Records from a collection:
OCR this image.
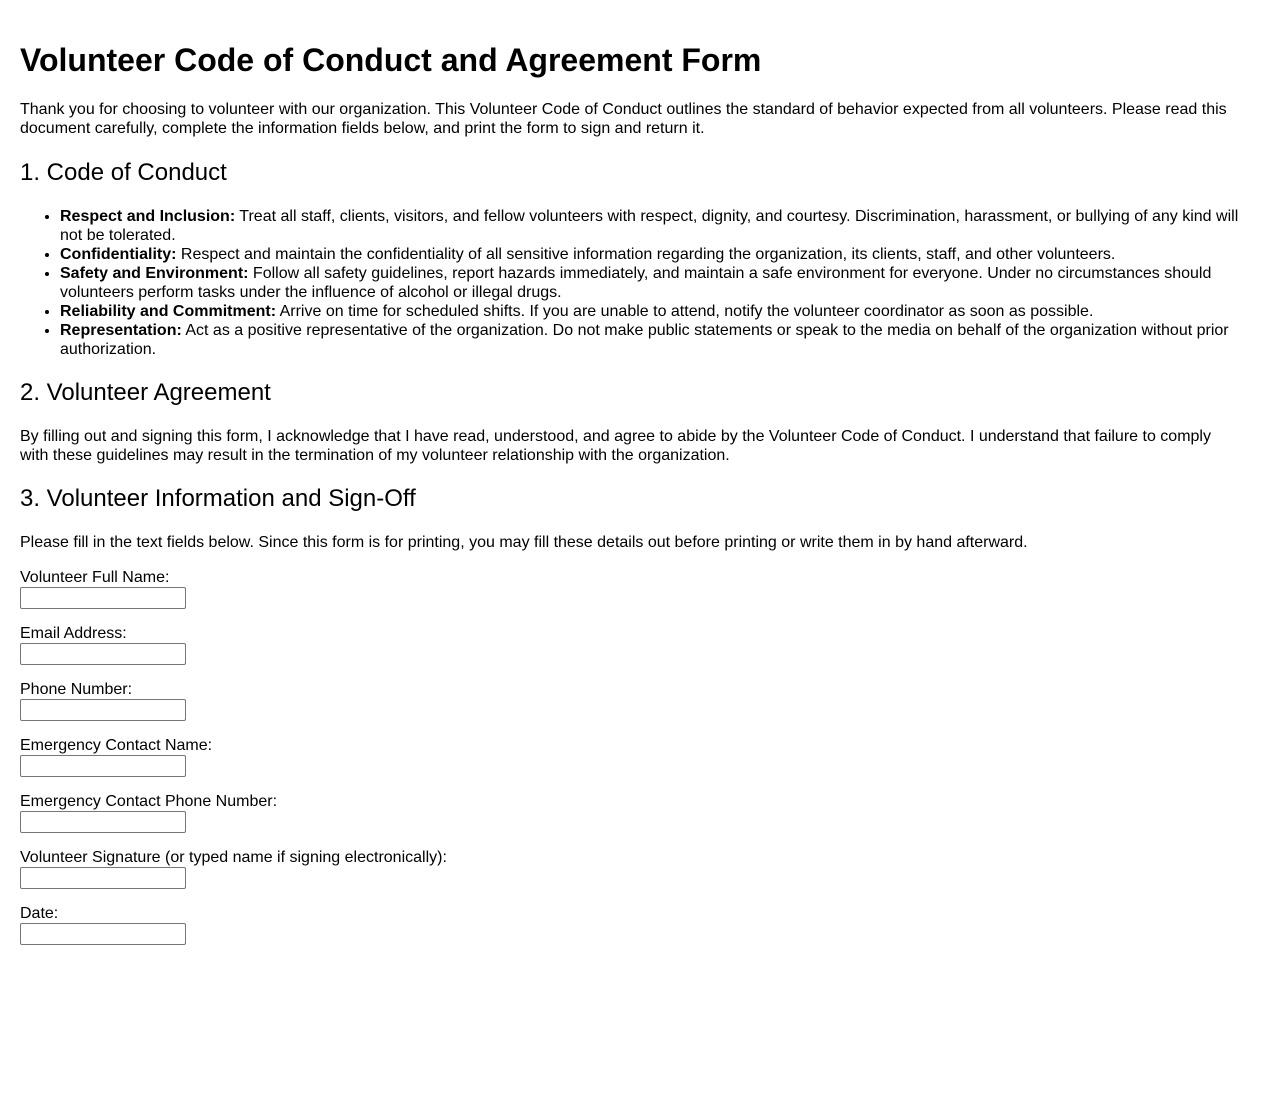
Volunteer Code of Conduct and Agreement Form

Thank you for choosing to volunteer with our organization. This Volunteer Code of Conduct outlines the standard of behavior expected from all volunteers. Please read this document carefully, complete the information fields below, and print the form to sign and return it.

1. Code of Conduct
• Respect and Inclusion: Treat all staff, clients, visitors, and fellow volunteers with respect, dignity, and courtesy. Discrimination, harassment, or bullying of any kind will not be tolerated.
• Confidentiality: Respect and maintain the confidentiality of all sensitive information regarding the organization, its clients, staff, and other volunteers.
• Safety and Environment: Follow all safety guidelines, report hazards immediately, and maintain a safe environment for everyone. Under no circumstances should volunteers perform tasks under the influence of alcohol or illegal drugs.
• Reliability and Commitment: Arrive on time for scheduled shifts. If you are unable to attend, notify the volunteer coordinator as soon as possible.
• Representation: Act as a positive representative of the organization. Do not make public statements or speak to the media on behalf of the organization without prior authorization.
2. Volunteer Agreement

By filling out and signing this form, I acknowledge that I have read, understood, and agree to abide by the Volunteer Code of Conduct. I understand that failure to comply with these guidelines may result in the termination of my volunteer relationship with the organization.

3. Volunteer Information and Sign-Off

Please fill in the text fields below. Since this form is for printing, you may fill these details out before printing or write them in by hand afterward.

Volunteer Full Name:
Email Address:
Phone Number:
Emergency Contact Name:
Emergency Contact Phone Number:
Volunteer Signature (or typed name if signing electronically):
Date:
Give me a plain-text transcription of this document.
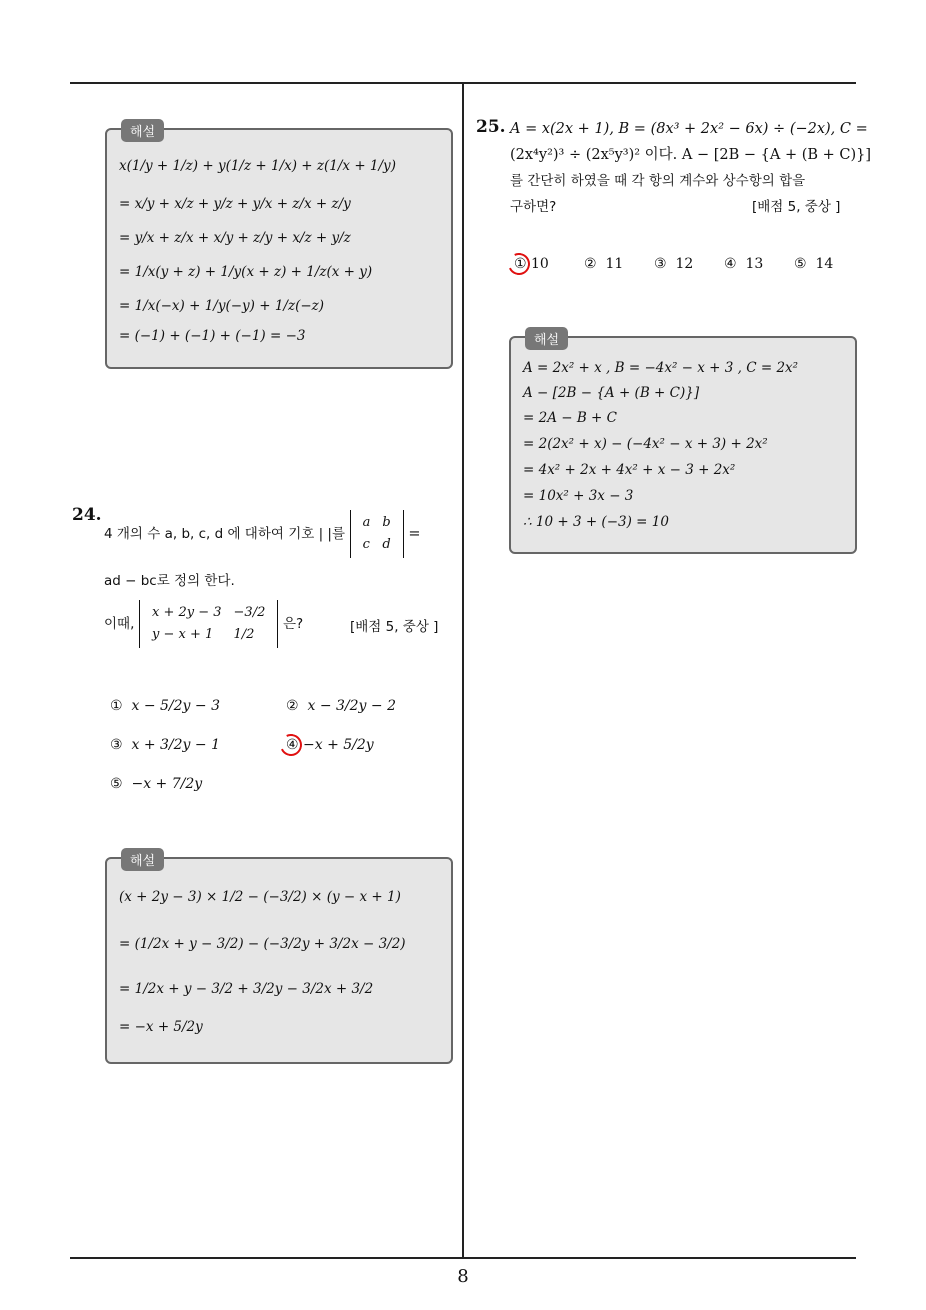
해설
x(1/y + 1/z) + y(1/z + 1/x) + z(1/x + 1/y)
= x/y + x/z + y/z + y/x + z/x + z/y
= y/x + z/x + x/y + z/y + x/z + y/z
= 1/x(y + z) + 1/y(x + z) + 1/z(x + y)
= 1/x(−x) + 1/y(−y) + 1/z(−z)
= (−1) + (−1) + (−1) = −3
24.
4 개의 수 a, b, c, d 에 대하여 기호 | |를
a	b
c	d
=
ad − bc로 정의 한다.
이때,
x + 2y − 3	−3/2
y − x + 1	1/2
은?	[배점 5, 중상 ]
① x − 5/2y − 3	② x − 3/2y − 2
③ x + 3/2y − 1	④ −x + 5/2y
⑤ −x + 7/2y
해설
(x + 2y − 3) × 1/2 − (−3/2) × (y − x + 1)
= (1/2x + y − 3/2) − (−3/2y + 3/2x − 3/2)
= 1/2x + y − 3/2 + 3/2y − 3/2x + 3/2
= −x + 5/2y
25. A = x(2x + 1), B = (8x³ + 2x² − 6x) ÷ (−2x), C =
(2x⁴y²)³ ÷ (2x⁵y³)² 이다. A − [2B − {A + (B + C)}]
를 간단히 하였을 때 각 항의 계수와 상수항의 합을
구하면?	[배점 5, 중상 ]
① 10	② 11 ③ 12 ④ 13 ⑤ 14
해설
A = 2x² + x , B = −4x² − x + 3 , C = 2x²
A − [2B − {A + (B + C)}]
= 2A − B + C
= 2(2x² + x) − (−4x² − x + 3) + 2x²
= 4x² + 2x + 4x² + x − 3 + 2x²
= 10x² + 3x − 3
∴ 10 + 3 + (−3) = 10
8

**What is expected:** From start to finish, output the listing exactly, but omit its pictures.

**Output of the exercise:**
OCR this image.
Volunteer Code of Conduct and Agreement Form

Thank you for choosing to volunteer with our organization. This Volunteer Code of Conduct outlines the standard of behavior expected from all volunteers. Please read this document carefully, complete the information fields below, and print the form to sign and return it.

1. Code of Conduct
• Respect and Inclusion: Treat all staff, clients, visitors, and fellow volunteers with respect, dignity, and courtesy. Discrimination, harassment, or bullying of any kind will not be tolerated.
• Confidentiality: Respect and maintain the confidentiality of all sensitive information regarding the organization, its clients, staff, and other volunteers.
• Safety and Environment: Follow all safety guidelines, report hazards immediately, and maintain a safe environment for everyone. Under no circumstances should volunteers perform tasks under the influence of alcohol or illegal drugs.
• Reliability and Commitment: Arrive on time for scheduled shifts. If you are unable to attend, notify the volunteer coordinator as soon as possible.
• Representation: Act as a positive representative of the organization. Do not make public statements or speak to the media on behalf of the organization without prior authorization.
2. Volunteer Agreement

By filling out and signing this form, I acknowledge that I have read, understood, and agree to abide by the Volunteer Code of Conduct. I understand that failure to comply with these guidelines may result in the termination of my volunteer relationship with the organization.

3. Volunteer Information and Sign-Off

Please fill in the text fields below. Since this form is for printing, you may fill these details out before printing or write them in by hand afterward.

Volunteer Full Name:
Email Address:
Phone Number:
Emergency Contact Name:
Emergency Contact Phone Number:
Volunteer Signature (or typed name if signing electronically):
Date:
Give me a plain-text transcription of this document.
해설
x(1/y + 1/z) + y(1/z + 1/x) + z(1/x + 1/y)
= x/y + x/z + y/z + y/x + z/x + z/y
= y/x + z/x + x/y + z/y + x/z + y/z
= 1/x(y + z) + 1/y(x + z) + 1/z(x + y)
= 1/x(−x) + 1/y(−y) + 1/z(−z)
= (−1) + (−1) + (−1) = −3
24.
4 개의 수 a, b, c, d 에 대하여 기호 | |를
a	b
c	d
=
ad − bc로 정의 한다.
이때,
x + 2y − 3	−3/2
y − x + 1	1/2
은?	[배점 5, 중상 ]
① x − 5/2y − 3	② x − 3/2y − 2
③ x + 3/2y − 1	④ −x + 5/2y
⑤ −x + 7/2y
해설
(x + 2y − 3) × 1/2 − (−3/2) × (y − x + 1)
= (1/2x + y − 3/2) − (−3/2y + 3/2x − 3/2)
= 1/2x + y − 3/2 + 3/2y − 3/2x + 3/2
= −x + 5/2y
25. A = x(2x + 1), B = (8x³ + 2x² − 6x) ÷ (−2x), C =
(2x⁴y²)³ ÷ (2x⁵y³)² 이다. A − [2B − {A + (B + C)}]
를 간단히 하였을 때 각 항의 계수와 상수항의 합을
구하면?	[배점 5, 중상 ]
① 10	② 11 ③ 12 ④ 13 ⑤ 14
해설
A = 2x² + x , B = −4x² − x + 3 , C = 2x²
A − [2B − {A + (B + C)}]
= 2A − B + C
= 2(2x² + x) − (−4x² − x + 3) + 2x²
= 4x² + 2x + 4x² + x − 3 + 2x²
= 10x² + 3x − 3
∴ 10 + 3 + (−3) = 10
8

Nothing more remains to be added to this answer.